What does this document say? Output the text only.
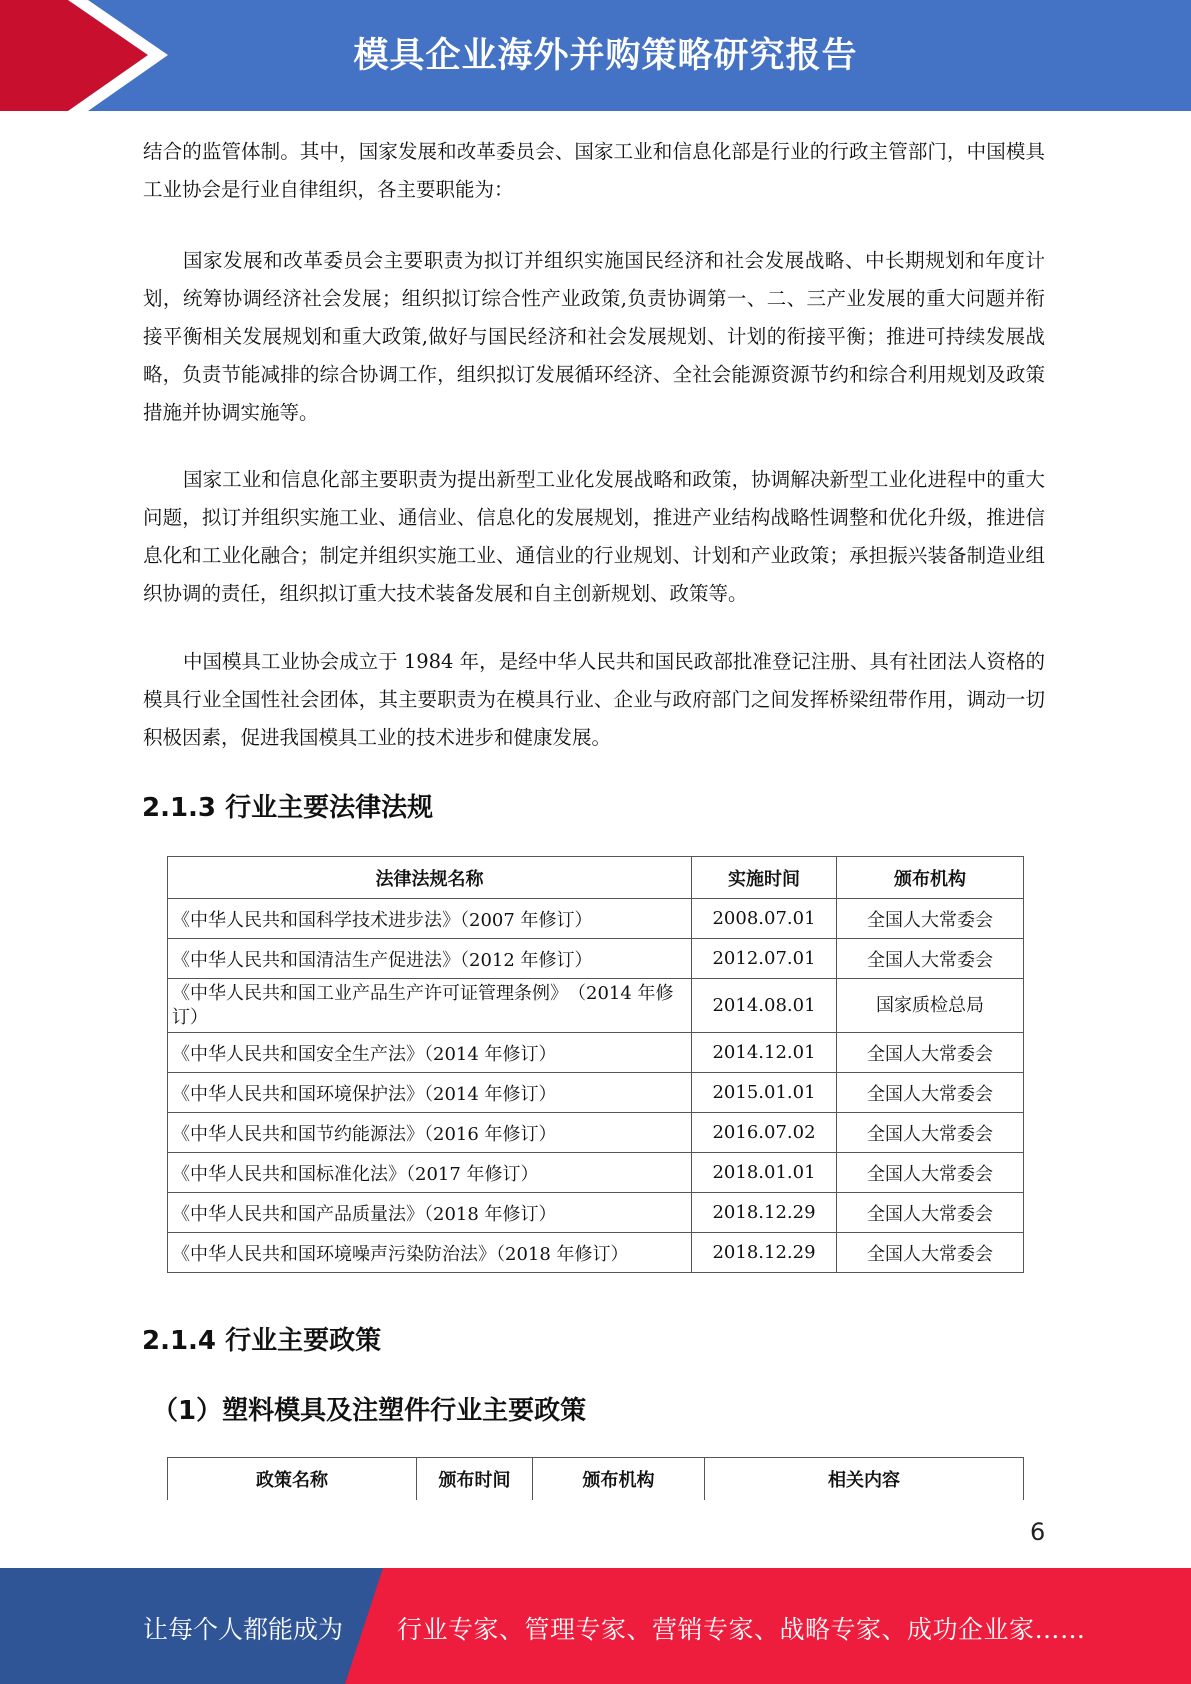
模具企业海外并购策略研究报告

结合的监管体制。其中，国家发展和改革委员会、国家工业和信息化部是行业的行政主管部门，中国模具工业协会是行业自律组织，各主要职能为：

国家发展和改革委员会主要职责为拟订并组织实施国民经济和社会发展战略、中长期规划和年度计划，统筹协调经济社会发展；组织拟订综合性产业政策,负责协调第一、二、三产业发展的重大问题并衔接平衡相关发展规划和重大政策,做好与国民经济和社会发展规划、计划的衔接平衡；推进可持续发展战略，负责节能减排的综合协调工作，组织拟订发展循环经济、全社会能源资源节约和综合利用规划及政策措施并协调实施等。

国家工业和信息化部主要职责为提出新型工业化发展战略和政策，协调解决新型工业化进程中的重大问题，拟订并组织实施工业、通信业、信息化的发展规划，推进产业结构战略性调整和优化升级，推进信息化和工业化融合；制定并组织实施工业、通信业的行业规划、计划和产业政策；承担振兴装备制造业组织协调的责任，组织拟订重大技术装备发展和自主创新规划、政策等。

中国模具工业协会成立于 1984 年，是经中华人民共和国民政部批准登记注册、具有社团法人资格的模具行业全国性社会团体，其主要职责为在模具行业、企业与政府部门之间发挥桥梁纽带作用，调动一切积极因素，促进我国模具工业的技术进步和健康发展。

2.1.3 行业主要法律法规
法律法规名称	实施时间	颁布机构
《中华人民共和国科学技术进步法》（2007 年修订）	2008.07.01	全国人大常委会
《中华人民共和国清洁生产促进法》（2012 年修订）	2012.07.01	全国人大常委会
《中华人民共和国工业产品生产许可证管理条例》　（2014 年修订）	2014.08.01	国家质检总局
《中华人民共和国安全生产法》（2014 年修订）	2014.12.01	全国人大常委会
《中华人民共和国环境保护法》（2014 年修订）	2015.01.01	全国人大常委会
《中华人民共和国节约能源法》（2016 年修订）	2016.07.02	全国人大常委会
《中华人民共和国标准化法》（2017 年修订）	2018.01.01	全国人大常委会
《中华人民共和国产品质量法》（2018 年修订）	2018.12.29	全国人大常委会
《中华人民共和国环境噪声污染防治法》（2018 年修订）	2018.12.29	全国人大常委会
2.1.4 行业主要政策
（1）塑料模具及注塑件行业主要政策
政策名称	颁布时间	颁布机构	相关内容
6
让每个人都能成为 行业专家、管理专家、营销专家、战略专家、成功企业家……
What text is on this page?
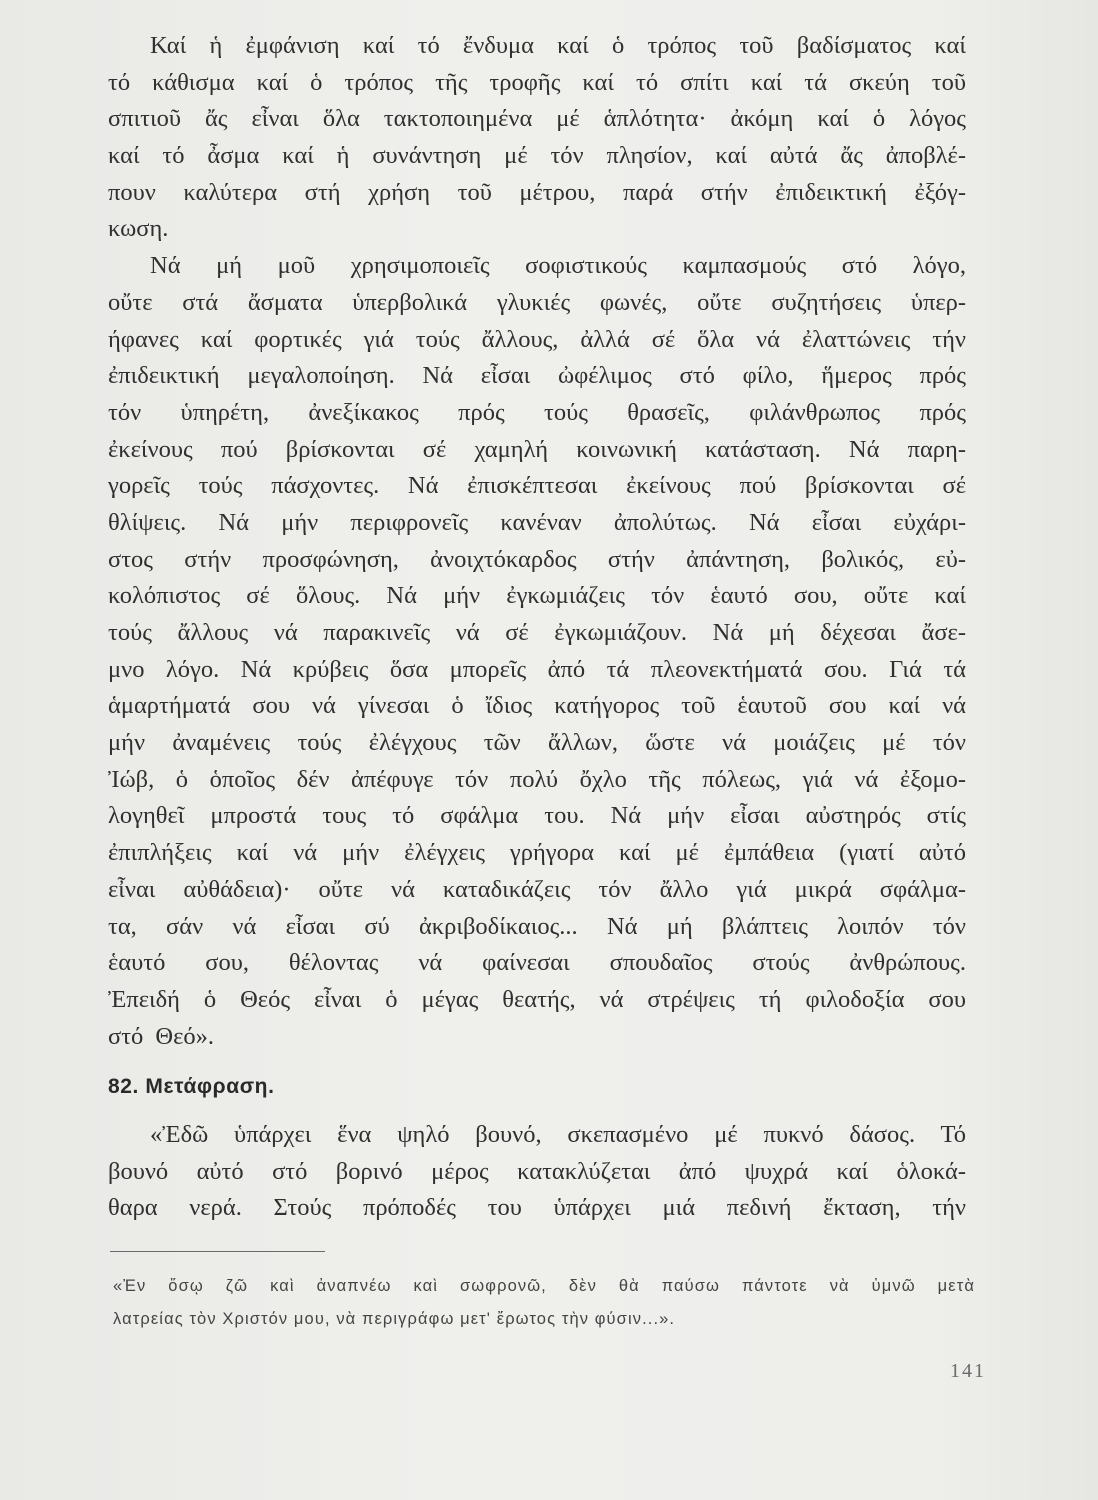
Καί ἡ ἐμφάνιση καί τό ἔνδυμα καί ὁ τρόπος τοῦ βαδίσματος καί
τό κάθισμα καί ὁ τρόπος τῆς τροφῆς καί τό σπίτι καί τά σκεύη τοῦ
σπιτιοῦ ἄς εἶναι ὅλα τακτοποιημένα μέ ἁπλότητα· ἀκόμη καί ὁ λόγος
καί τό ἆσμα καί ἡ συνάντηση μέ τόν πλησίον, καί αὐτά ἄς ἀποβλέ-
πουν καλύτερα στή χρήση τοῦ μέτρου, παρά στήν ἐπιδεικτική ἐξόγ-
κωση.
Νά μή μοῦ χρησιμοποιεῖς σοφιστικούς καμπασμούς στό λόγο,
οὔτε στά ἄσματα ὑπερβολικά γλυκιές φωνές, οὔτε συζητήσεις ὑπερ-
ήφανες καί φορτικές γιά τούς ἄλλους, ἀλλά σέ ὅλα νά ἐλαττώνεις τήν
ἐπιδεικτική μεγαλοποίηση. Νά εἶσαι ὠφέλιμος στό φίλο, ἥμερος πρός
τόν ὑπηρέτη, ἀνεξίκακος πρός τούς θρασεῖς, φιλάνθρωπος πρός
ἐκείνους πού βρίσκονται σέ χαμηλή κοινωνική κατάσταση. Νά παρη-
γορεῖς τούς πάσχοντες. Νά ἐπισκέπτεσαι ἐκείνους πού βρίσκονται σέ
θλίψεις. Νά μήν περιφρονεῖς κανέναν ἀπολύτως. Νά εἶσαι εὐχάρι-
στος στήν προσφώνηση, ἀνοιχτόκαρδος στήν ἀπάντηση, βολικός, εὐ-
κολόπιστος σέ ὅλους. Νά μήν ἐγκωμιάζεις τόν ἑαυτό σου, οὔτε καί
τούς ἄλλους νά παρακινεῖς νά σέ ἐγκωμιάζουν. Νά μή δέχεσαι ἄσε-
μνο λόγο. Νά κρύβεις ὅσα μπορεῖς ἀπό τά πλεονεκτήματά σου. Γιά τά
ἁμαρτήματά σου νά γίνεσαι ὁ ἴδιος κατήγορος τοῦ ἑαυτοῦ σου καί νά
μήν ἀναμένεις τούς ἐλέγχους τῶν ἄλλων, ὥστε νά μοιάζεις μέ τόν
Ἰώβ, ὁ ὁποῖος δέν ἀπέφυγε τόν πολύ ὄχλο τῆς πόλεως, γιά νά ἐξομο-
λογηθεῖ μπροστά τους τό σφάλμα του. Νά μήν εἶσαι αὐστηρός στίς
ἐπιπλήξεις καί νά μήν ἐλέγχεις γρήγορα καί μέ ἐμπάθεια (γιατί αὐτό
εἶναι αὐθάδεια)· οὔτε νά καταδικάζεις τόν ἄλλο γιά μικρά σφάλμα-
τα, σάν νά εἶσαι σύ ἀκριβοδίκαιος... Νά μή βλάπτεις λοιπόν τόν
ἑαυτό σου, θέλοντας νά φαίνεσαι σπουδαῖος στούς ἀνθρώπους.
Ἐπειδή ὁ Θεός εἶναι ὁ μέγας θεατής, νά στρέψεις τή φιλοδοξία σου
στό Θεό».
82. Μετάφραση.
«Ἐδῶ ὑπάρχει ἕνα ψηλό βουνό, σκεπασμένο μέ πυκνό δάσος. Τό
βουνό αὐτό στό βορινό μέρος κατακλύζεται ἀπό ψυχρά καί ὁλοκά-
θαρα νερά. Στούς πρόποδές του ὑπάρχει μιά πεδινή ἔκταση, τήν
«Ἐν ὅσῳ ζῶ καὶ ἀναπνέω καὶ σωφρονῶ, δὲν θὰ παύσω πάντοτε νὰ ὑμνῶ μετὰ
λατρείας τὸν Χριστόν μου, νὰ περιγράφω μετ' ἔρωτος τὴν φύσιν...».
141
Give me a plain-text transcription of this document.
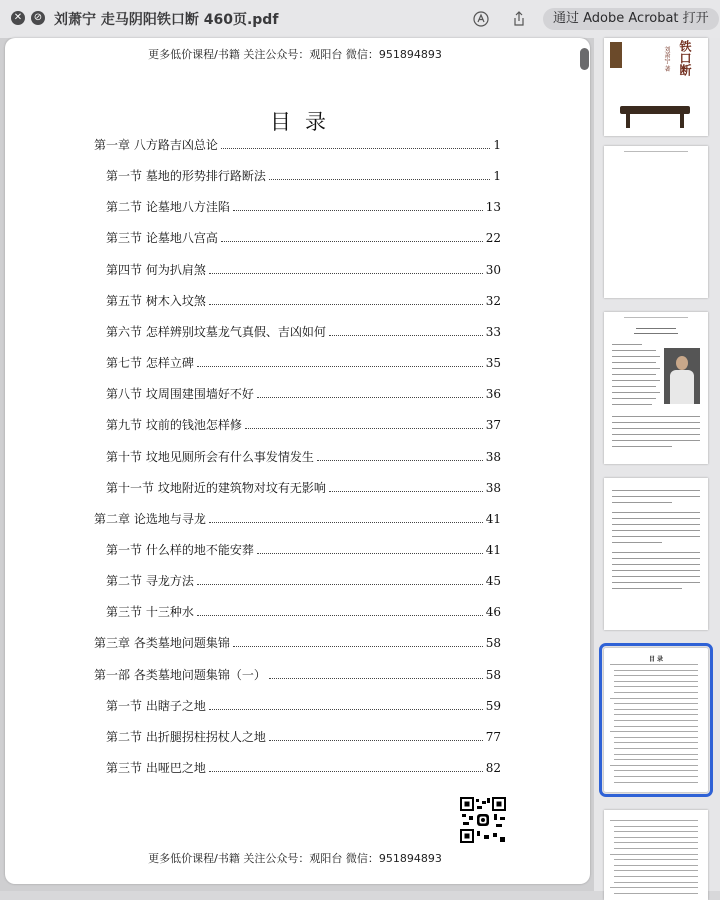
✕ ⊘ 刘萧宁 走马阴阳铁口断 460页.pdf	通过 Adobe Acrobat 打开
更多低价课程/书籍 关注公众号：观阳台 微信：951894893
目录
第一章 八方路吉凶总论	1
第一节 墓地的形势排行路断法	1
第二节 论墓地八方洼陷	13
第三节 论墓地八宫高	22
第四节 何为扒肩煞	30
第五节 树木入坟煞	32
第六节 怎样辨别坟墓龙气真假、吉凶如何	33
第七节 怎样立碑	35
第八节 坟周围建围墙好不好	36
第九节 坟前的钱池怎样修	37
第十节 坟地见厕所会有什么事发情发生	38
第十一节 坟地附近的建筑物对坟有无影响	38
第二章 论选地与寻龙	41
第一节 什么样的地不能安葬	41
第二节 寻龙方法	45
第三节 十三种水	46
第三章 各类墓地问题集锦	58
第一部 各类墓地问题集锦（一）	58
第一节 出瞎子之地	59
第二节 出折腿拐柱拐杖人之地	77
第三节 出哑巴之地	82
更多低价课程/书籍 关注公众号：观阳台 微信：951894893
铁口断
刘萧宁 著
目 录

..............................

• _WRITTEN EXERCISE_:
From the entries above, pull out each line that includes "全国人大常委会".

• _THE SOLUTION_:
《中华人民共和国科学技术进步法》（2007 年修订）	2008.07.01	全国人大常委会
《中华人民共和国清洁生产促进法》（2012 年修订）	2012.07.01	全国人大常委会
《中华人民共和国安全生产法》（2014 年修订）	2014.12.01	全国人大常委会
《中华人民共和国环境保护法》（2014 年修订）	2015.01.01	全国人大常委会
《中华人民共和国节约能源法》（2016 年修订）	2016.07.02	全国人大常委会
《中华人民共和国标准化法》（2017 年修订）	2018.01.01	全国人大常委会
《中华人民共和国产品质量法》（2018 年修订）	2018.12.29	全国人大常委会
《中华人民共和国环境噪声污染防治法》（2018 年修订）	2018.12.29	全国人大常委会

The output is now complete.